## Work to complete
For the entries that follow, tally the lines holding the string "JSON". Give the total and nothing else.
___ Available data ___
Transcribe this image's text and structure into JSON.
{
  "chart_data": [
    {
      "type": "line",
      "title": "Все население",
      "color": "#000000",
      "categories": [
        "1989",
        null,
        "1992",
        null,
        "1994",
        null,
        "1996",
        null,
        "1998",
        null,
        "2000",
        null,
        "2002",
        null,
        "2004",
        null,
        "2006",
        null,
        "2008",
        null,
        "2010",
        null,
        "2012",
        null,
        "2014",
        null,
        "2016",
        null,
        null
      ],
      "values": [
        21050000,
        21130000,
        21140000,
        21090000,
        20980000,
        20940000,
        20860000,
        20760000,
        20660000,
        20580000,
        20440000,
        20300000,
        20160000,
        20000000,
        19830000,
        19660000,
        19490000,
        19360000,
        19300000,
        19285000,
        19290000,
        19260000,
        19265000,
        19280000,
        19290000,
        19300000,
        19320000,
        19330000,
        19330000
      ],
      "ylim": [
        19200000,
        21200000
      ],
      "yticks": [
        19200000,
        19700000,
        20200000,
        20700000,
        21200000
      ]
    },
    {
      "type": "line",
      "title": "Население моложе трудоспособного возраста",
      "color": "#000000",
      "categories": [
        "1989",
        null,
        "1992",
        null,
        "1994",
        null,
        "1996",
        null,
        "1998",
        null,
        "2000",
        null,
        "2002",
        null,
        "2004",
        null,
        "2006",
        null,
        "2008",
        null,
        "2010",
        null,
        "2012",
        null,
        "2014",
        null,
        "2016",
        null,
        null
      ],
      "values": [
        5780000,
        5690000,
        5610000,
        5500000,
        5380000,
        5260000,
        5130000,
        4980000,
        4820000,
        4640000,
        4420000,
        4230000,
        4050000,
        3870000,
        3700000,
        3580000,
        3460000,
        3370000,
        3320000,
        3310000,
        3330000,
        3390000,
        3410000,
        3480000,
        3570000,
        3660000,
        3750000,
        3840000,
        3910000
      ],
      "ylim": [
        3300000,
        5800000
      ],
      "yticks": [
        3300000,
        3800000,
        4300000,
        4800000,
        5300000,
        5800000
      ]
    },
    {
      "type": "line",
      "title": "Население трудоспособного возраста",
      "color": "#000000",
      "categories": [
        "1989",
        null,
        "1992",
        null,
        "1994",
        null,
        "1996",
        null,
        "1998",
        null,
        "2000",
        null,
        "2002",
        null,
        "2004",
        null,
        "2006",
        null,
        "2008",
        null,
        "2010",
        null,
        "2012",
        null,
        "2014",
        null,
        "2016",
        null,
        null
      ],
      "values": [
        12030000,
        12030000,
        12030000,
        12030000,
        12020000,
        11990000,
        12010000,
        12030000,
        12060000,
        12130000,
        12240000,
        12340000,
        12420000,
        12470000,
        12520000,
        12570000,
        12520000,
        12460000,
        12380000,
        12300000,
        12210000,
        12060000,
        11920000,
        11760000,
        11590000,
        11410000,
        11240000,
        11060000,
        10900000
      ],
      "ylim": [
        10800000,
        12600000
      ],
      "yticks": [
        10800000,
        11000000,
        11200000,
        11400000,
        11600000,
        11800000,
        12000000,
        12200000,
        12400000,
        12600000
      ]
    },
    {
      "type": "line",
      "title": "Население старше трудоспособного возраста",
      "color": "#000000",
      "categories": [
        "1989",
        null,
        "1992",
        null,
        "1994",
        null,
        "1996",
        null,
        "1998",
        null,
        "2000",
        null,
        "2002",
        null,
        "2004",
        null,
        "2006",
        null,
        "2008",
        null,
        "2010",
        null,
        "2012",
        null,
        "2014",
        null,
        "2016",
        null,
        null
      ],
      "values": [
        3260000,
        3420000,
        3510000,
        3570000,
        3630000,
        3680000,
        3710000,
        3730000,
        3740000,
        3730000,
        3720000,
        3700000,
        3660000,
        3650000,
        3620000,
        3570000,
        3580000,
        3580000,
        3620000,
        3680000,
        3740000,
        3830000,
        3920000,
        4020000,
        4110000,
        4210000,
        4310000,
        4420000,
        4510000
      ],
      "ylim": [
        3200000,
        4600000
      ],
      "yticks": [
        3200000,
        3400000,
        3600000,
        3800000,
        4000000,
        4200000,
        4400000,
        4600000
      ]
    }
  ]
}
___
___ Available data ___
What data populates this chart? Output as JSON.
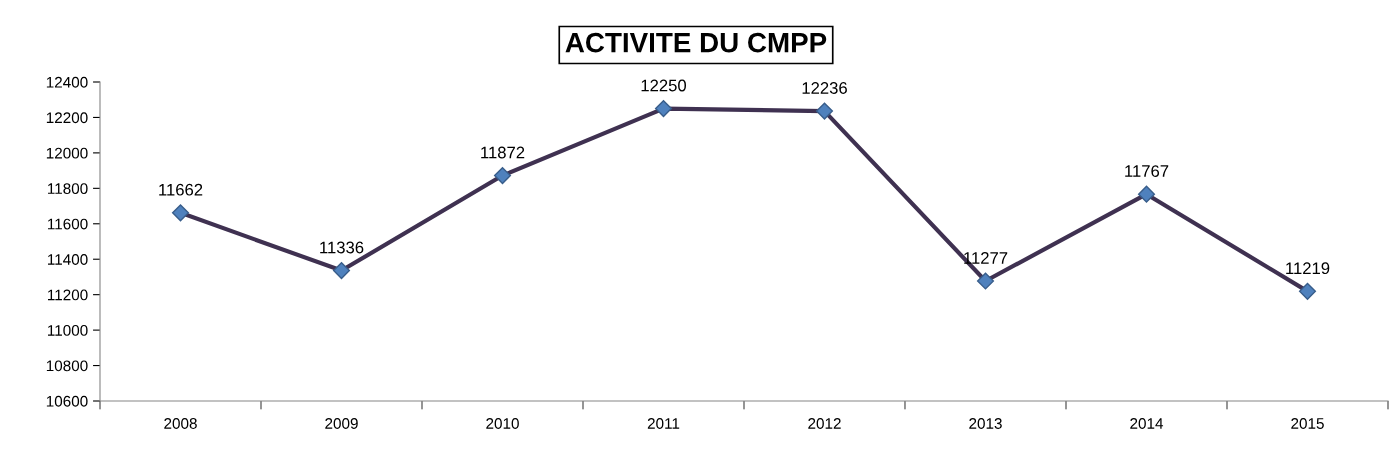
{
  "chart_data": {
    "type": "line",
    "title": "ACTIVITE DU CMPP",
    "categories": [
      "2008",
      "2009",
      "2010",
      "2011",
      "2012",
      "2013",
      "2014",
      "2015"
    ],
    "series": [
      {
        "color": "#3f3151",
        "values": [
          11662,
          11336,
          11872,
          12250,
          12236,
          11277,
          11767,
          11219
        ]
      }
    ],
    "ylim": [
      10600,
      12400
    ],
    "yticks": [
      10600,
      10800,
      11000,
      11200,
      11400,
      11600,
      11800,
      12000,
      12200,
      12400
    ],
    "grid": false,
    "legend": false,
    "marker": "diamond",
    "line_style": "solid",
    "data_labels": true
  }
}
___
## Answer to the task
2